▸ YOUR GOAL
Gather up the lines that contain "country".

▼

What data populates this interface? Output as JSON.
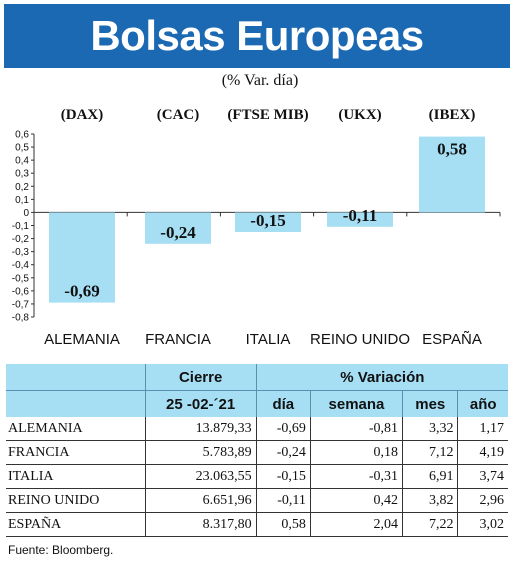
{
  "header": {
    "title": "Bolsas Europeas",
    "subtitle": "(% Var. día)"
  },
  "colors": {
    "banner": "#1a69b2",
    "bar": "#a6dff4",
    "table_header": "#a6dff4"
  },
  "chart_data": {
    "type": "bar",
    "indices": [
      "(DAX)",
      "(CAC)",
      "(FTSE MIB)",
      "(UKX)",
      "(IBEX)"
    ],
    "categories": [
      "ALEMANIA",
      "FRANCIA",
      "ITALIA",
      "REINO UNIDO",
      "ESPAÑA"
    ],
    "values": [
      -0.69,
      -0.24,
      -0.15,
      -0.11,
      0.58
    ],
    "value_labels": [
      "-0,69",
      "-0,24",
      "-0,15",
      "-0,11",
      "0,58"
    ],
    "ylim": [
      -0.8,
      0.6
    ],
    "yticks": [
      "0,6",
      "0,5",
      "0,4",
      "0,3",
      "0,2",
      "0,1",
      "0",
      "-0,1",
      "-0,2",
      "-0,3",
      "-0,4",
      "-0,5",
      "-0,6",
      "-0,7",
      "-0,8"
    ],
    "grid": false,
    "legend": "none"
  },
  "table": {
    "group_headers": {
      "cierre": "Cierre",
      "variacion": "% Variación"
    },
    "columns": [
      "25 -02-´21",
      "día",
      "semana",
      "mes",
      "año"
    ],
    "rows": [
      {
        "country": "ALEMANIA",
        "cierre": "13.879,33",
        "dia": "-0,69",
        "semana": "-0,81",
        "mes": "3,32",
        "ano": "1,17"
      },
      {
        "country": "FRANCIA",
        "cierre": "5.783,89",
        "dia": "-0,24",
        "semana": "0,18",
        "mes": "7,12",
        "ano": "4,19"
      },
      {
        "country": "ITALIA",
        "cierre": "23.063,55",
        "dia": "-0,15",
        "semana": "-0,31",
        "mes": "6,91",
        "ano": "3,74"
      },
      {
        "country": "REINO UNIDO",
        "cierre": "6.651,96",
        "dia": "-0,11",
        "semana": "0,42",
        "mes": "3,82",
        "ano": "2,96"
      },
      {
        "country": "ESPAÑA",
        "cierre": "8.317,80",
        "dia": "0,58",
        "semana": "2,04",
        "mes": "7,22",
        "ano": "3,02"
      }
    ]
  },
  "footer": {
    "source": "Fuente: Bloomberg."
  }
}
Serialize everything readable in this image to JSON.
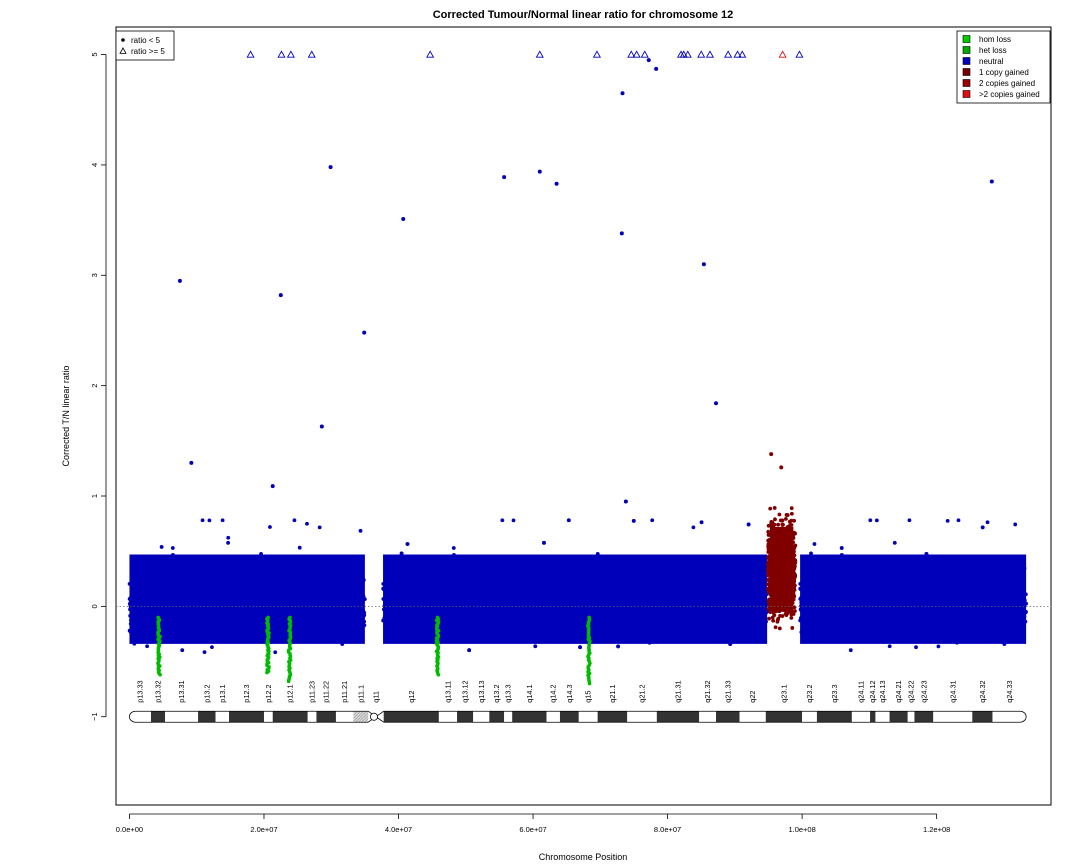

▲

▸ TASK RESPONSE
        "country": "ALEMANIA",
        "country": "FRANCIA",
        "country": "ITALIA",
        "country": "REINO UNIDO",
        "country": "ESPAÑA",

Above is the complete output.